## Provided entries
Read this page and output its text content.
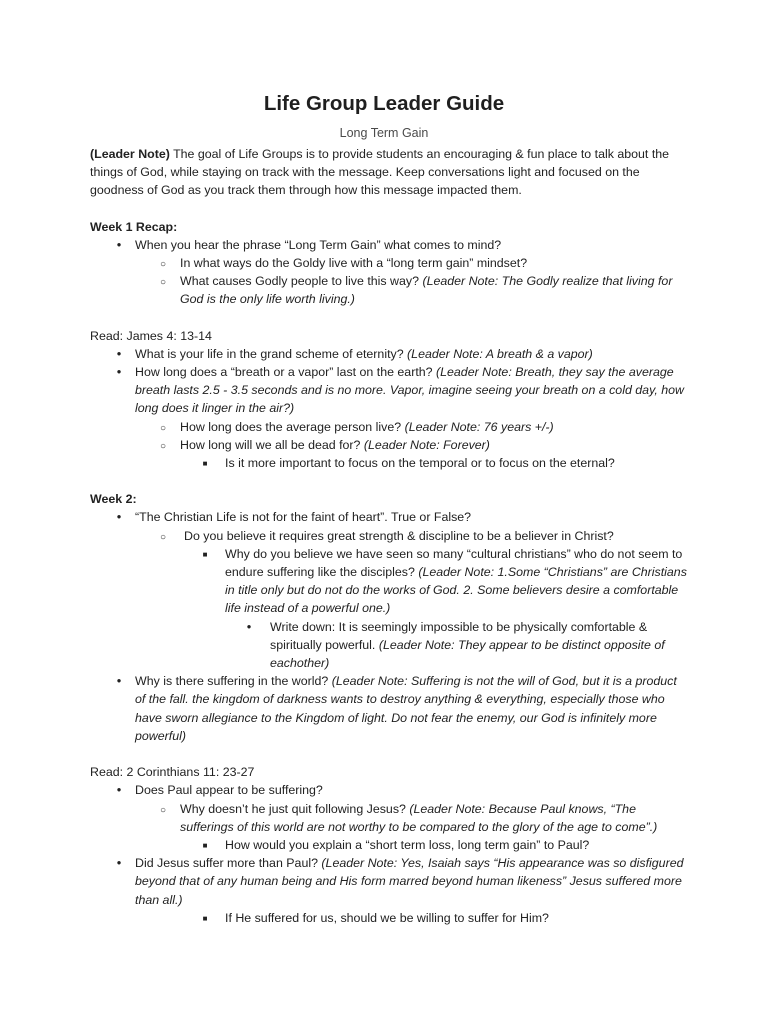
Life Group Leader Guide
Long Term Gain

(Leader Note) The goal of Life Groups is to provide students an encouraging & fun place to talk about the things of God, while staying on track with the message. Keep conversations light and focused on the goodness of God as you track them through how this message impacted them.

Week 1 Recap:

●
When you hear the phrase “Long Term Gain” what comes to mind?
○
In what ways do the Goldy live with a “long term gain” mindset?
○
What causes Godly people to live this way? (Leader Note: The Godly realize that living for God is the only life worth living.)

Read: James 4: 13-14

●
What is your life in the grand scheme of eternity? (Leader Note: A breath & a vapor)
●
How long does a “breath or a vapor” last on the earth? (Leader Note: Breath, they say the average breath lasts 2.5 - 3.5 seconds and is no more. Vapor, imagine seeing your breath on a cold day, how long does it linger in the air?)
○
How long does the average person live? (Leader Note: 76 years +/-)
○
How long will we all be dead for? (Leader Note: Forever)
■
Is it more important to focus on the temporal or to focus on the eternal?

Week 2:

●
“The Christian Life is not for the faint of heart”. True or False?
○
Do you believe it requires great strength & discipline to be a believer in Christ?
■
Why do you believe we have seen so many “cultural christians” who do not seem to endure suffering like the disciples? (Leader Note: 1.Some “Christians” are Christians in title only but do not do the works of God. 2. Some believers desire a comfortable life instead of a powerful one.)
●
Write down: It is seemingly impossible to be physically comfortable & spiritually powerful. (Leader Note: They appear to be distinct opposite of eachother)
●
Why is there suffering in the world? (Leader Note: Suffering is not the will of God, but it is a product of the fall. the kingdom of darkness wants to destroy anything & everything, especially those who have sworn allegiance to the Kingdom of light. Do not fear the enemy, our God is infinitely more powerful)

Read: 2 Corinthians 11: 23-27

●
Does Paul appear to be suffering?
○
Why doesn’t he just quit following Jesus? (Leader Note: Because Paul knows, “The sufferings of this world are not worthy to be compared to the glory of the age to come”.)
■
How would you explain a “short term loss, long term gain” to Paul?
●
Did Jesus suffer more than Paul? (Leader Note: Yes, Isaiah says “His appearance was so disfigured beyond that of any human being and His form marred beyond human likeness” Jesus suffered more than all.)
■
If He suffered for us, should we be willing to suffer for Him?
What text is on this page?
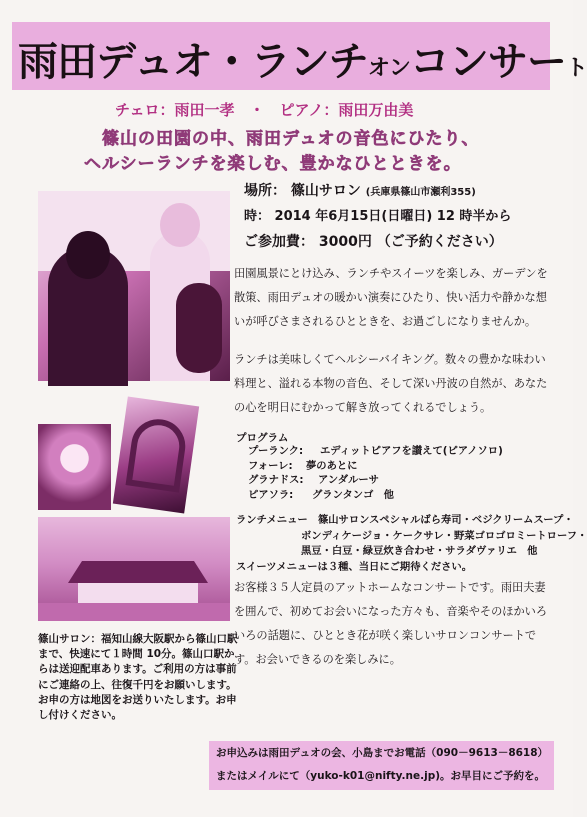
雨田デュオ・ランチオンコンサート
チェロ：雨田一孝　・　ピアノ：雨田万由美
篠山の田園の中、雨田デュオの音色にひたり、
ヘルシーランチを楽しむ、豊かなひとときを。
場所： 篠山サロン (兵庫県篠山市瀬利355)
時： 2014 年6月15日(日曜日) 12 時半から
ご参加費： 3000円 （ご予約ください）
田園風景にとけ込み、ランチやスイーツを楽しみ、ガーデンを
散策、雨田デュオの暖かい演奏にひたり、快い活力や静かな想
いが呼びさまされるひとときを、お過ごしになりませんか。
ランチは美味しくてヘルシーバイキング。数々の豊かな味わい
料理と、溢れる本物の音色、そして深い丹波の自然が、あなた
の心を明日にむかって解き放ってくれるでしょう。
プログラム
プーランク: エディットピアフを讃えて(ピアノソロ)
フォーレ: 夢のあとに
グラナドス: アンダルーサ
ピアソラ: グランタンゴ　他
ランチメニュー　篠山サロンスペシャルばら寿司・ベジクリームスープ・
ボンディケージョ・ケークサレ・野菜ゴロゴロミートローフ・
黒豆・白豆・緑豆炊き合わせ・サラダヴァリエ　他
スイーツメニューは３種、当日にご期待ください。
お客様３５人定員のアットホームなコンサートです。雨田夫妻
を囲んで、初めてお会いになった方々も、音楽やそのほかいろ
いろの話題に、ひととき花が咲く楽しいサロンコンサートで
す。お会いできるのを楽しみに。
篠山サロン：福知山線大阪駅から篠山口駅まで、快速にて１時間 10分。篠山口駅からは送迎配車あります。ご利用の方は事前にご連絡の上、往復千円をお願いします。 お申の方は地図をお送りいたします。お申し付けください。
お申込みは雨田デュオの会、小島までお電話（090－9613－8618）
またはメイルにて（yuko-k01@nifty.ne.jp)。お早目にご予約を。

## The request
All lines above containing the string "more" are to be collected.

## Output for this exercise
How long does a “breath or a vapor” last on the earth? (Leader Note: Breath, they say the average breath lasts 2.5 - 3.5 seconds and is no more. Vapor, imagine seeing your breath on a cold day, how long does it linger in the air?)
Is it more important to focus on the temporal or to focus on the eternal?
Why is there suffering in the world? (Leader Note: Suffering is not the will of God, but it is a product of the fall. the kingdom of darkness wants to destroy anything & everything, especially those who have sworn allegiance to the Kingdom of light. Do not fear the enemy, our God is infinitely more powerful)
Did Jesus suffer more than Paul? (Leader Note: Yes, Isaiah says “His appearance was so disfigured beyond that of any human being and His form marred beyond human likeness” Jesus suffered more than all.)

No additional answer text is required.